__Work to complete__: Read the lines below. Copy out any that hold the string "color".

------------------------

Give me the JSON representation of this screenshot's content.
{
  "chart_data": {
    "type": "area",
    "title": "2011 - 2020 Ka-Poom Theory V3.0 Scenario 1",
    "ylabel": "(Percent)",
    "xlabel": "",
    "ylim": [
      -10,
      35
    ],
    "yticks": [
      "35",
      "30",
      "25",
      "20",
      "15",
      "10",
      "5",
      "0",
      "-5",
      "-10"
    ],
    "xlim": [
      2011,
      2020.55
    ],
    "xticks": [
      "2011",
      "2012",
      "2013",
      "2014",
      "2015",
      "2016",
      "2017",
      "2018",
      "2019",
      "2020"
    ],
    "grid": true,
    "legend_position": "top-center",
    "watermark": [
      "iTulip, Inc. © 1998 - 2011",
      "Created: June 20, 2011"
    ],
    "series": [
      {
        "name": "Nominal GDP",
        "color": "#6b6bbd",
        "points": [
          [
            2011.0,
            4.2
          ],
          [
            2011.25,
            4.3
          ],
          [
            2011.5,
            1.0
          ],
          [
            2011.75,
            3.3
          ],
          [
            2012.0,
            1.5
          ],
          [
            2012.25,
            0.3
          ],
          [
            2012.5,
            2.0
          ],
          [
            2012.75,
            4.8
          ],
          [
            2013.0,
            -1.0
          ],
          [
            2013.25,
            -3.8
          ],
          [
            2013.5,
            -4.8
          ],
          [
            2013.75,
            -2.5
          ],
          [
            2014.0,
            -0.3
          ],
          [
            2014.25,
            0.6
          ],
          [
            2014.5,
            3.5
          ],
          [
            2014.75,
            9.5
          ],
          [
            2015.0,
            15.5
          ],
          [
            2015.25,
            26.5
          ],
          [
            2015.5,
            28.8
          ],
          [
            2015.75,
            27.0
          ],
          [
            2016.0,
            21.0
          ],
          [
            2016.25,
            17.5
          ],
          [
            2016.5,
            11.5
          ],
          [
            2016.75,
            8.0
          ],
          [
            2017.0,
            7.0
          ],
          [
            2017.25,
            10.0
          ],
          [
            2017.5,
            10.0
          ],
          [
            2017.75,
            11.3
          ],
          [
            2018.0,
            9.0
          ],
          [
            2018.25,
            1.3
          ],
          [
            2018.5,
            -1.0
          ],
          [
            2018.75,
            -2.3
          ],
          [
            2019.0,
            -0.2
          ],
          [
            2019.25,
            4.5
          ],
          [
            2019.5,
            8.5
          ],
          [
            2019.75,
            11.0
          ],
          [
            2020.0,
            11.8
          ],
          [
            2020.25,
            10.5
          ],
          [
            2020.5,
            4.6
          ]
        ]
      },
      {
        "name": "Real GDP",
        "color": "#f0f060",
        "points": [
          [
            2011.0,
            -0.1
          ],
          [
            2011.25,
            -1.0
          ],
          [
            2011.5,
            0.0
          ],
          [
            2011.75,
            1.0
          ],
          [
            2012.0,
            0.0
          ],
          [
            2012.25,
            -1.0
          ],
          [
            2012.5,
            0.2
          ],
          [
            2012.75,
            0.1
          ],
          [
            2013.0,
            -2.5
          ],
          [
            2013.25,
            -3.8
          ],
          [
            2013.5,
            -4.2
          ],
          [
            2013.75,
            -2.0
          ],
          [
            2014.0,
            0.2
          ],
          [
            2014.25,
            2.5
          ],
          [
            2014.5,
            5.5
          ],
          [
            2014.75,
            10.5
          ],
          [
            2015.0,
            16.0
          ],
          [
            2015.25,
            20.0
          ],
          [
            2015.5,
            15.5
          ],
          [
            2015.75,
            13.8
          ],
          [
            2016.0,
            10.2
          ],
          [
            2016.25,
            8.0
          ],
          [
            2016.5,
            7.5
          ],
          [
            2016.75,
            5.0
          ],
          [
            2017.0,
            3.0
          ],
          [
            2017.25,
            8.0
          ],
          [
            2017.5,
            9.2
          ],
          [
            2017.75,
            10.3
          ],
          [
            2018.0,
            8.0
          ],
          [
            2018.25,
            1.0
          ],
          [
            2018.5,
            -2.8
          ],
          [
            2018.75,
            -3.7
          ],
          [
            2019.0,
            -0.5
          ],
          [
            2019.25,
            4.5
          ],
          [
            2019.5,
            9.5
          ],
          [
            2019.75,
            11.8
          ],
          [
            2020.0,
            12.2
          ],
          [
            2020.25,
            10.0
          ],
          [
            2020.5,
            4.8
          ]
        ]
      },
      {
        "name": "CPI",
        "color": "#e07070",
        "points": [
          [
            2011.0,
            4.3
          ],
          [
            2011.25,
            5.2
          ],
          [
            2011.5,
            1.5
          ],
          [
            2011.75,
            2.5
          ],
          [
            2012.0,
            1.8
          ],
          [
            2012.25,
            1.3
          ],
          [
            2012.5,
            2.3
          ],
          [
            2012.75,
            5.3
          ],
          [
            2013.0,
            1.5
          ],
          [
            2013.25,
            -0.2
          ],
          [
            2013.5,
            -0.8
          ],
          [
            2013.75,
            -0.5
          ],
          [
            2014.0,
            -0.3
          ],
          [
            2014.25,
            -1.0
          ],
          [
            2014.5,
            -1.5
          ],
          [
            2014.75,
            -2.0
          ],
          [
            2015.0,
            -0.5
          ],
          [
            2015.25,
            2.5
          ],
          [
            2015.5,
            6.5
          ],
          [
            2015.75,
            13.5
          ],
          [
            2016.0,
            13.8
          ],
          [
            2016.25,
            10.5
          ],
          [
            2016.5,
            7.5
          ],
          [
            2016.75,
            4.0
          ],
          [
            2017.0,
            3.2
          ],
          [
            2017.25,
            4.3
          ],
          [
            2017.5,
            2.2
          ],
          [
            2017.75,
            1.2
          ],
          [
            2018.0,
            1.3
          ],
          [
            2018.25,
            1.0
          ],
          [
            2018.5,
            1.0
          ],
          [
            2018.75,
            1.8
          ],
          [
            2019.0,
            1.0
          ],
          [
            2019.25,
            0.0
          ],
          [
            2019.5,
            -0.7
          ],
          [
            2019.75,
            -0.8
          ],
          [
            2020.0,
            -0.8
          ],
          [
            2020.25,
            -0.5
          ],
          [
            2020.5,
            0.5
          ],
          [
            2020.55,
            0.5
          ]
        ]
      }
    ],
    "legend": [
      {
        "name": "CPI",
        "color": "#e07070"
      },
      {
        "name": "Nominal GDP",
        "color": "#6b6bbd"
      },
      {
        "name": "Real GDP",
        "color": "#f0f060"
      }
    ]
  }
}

------------------------

__Response for this exercise__:
        "color": "#6b6bbd",
        "color": "#f0f060",
        "color": "#e07070",
        "color": "#e07070"
        "color": "#6b6bbd"
        "color": "#f0f060"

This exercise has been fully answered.